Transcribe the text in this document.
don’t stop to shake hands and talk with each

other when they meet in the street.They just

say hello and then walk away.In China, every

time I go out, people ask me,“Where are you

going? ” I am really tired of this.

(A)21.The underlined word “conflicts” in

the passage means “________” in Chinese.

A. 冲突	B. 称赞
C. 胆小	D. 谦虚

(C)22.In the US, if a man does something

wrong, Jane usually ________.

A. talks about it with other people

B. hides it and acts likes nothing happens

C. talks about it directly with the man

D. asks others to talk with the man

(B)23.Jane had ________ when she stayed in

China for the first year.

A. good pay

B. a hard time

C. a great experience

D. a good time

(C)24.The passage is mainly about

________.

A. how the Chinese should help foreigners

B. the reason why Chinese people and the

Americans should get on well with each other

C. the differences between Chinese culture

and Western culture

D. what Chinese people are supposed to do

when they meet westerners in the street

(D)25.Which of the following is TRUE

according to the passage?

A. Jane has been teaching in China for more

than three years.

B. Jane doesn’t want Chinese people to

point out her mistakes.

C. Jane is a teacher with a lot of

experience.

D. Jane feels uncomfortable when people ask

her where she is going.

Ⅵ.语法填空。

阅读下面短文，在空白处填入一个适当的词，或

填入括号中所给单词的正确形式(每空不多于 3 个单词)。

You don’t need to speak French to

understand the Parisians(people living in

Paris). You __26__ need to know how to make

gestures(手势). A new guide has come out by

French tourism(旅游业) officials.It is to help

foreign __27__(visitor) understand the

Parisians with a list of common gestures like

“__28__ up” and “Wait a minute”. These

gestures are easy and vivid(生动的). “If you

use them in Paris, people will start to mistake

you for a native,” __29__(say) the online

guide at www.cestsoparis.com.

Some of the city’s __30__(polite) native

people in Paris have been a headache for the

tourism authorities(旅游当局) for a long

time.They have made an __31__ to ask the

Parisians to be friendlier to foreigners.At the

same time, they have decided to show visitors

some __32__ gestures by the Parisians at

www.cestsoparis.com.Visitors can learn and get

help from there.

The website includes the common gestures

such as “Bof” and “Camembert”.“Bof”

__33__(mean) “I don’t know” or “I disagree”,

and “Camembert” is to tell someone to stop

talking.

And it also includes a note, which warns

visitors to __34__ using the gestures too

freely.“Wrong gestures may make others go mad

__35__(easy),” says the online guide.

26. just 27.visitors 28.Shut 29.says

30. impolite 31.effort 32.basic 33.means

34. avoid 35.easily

→ **Stated exercise**:
List each line in the listing that contains the string "this".

→ **The answer**:
Transcribe the text in this document.
going? ” I am really tired of this.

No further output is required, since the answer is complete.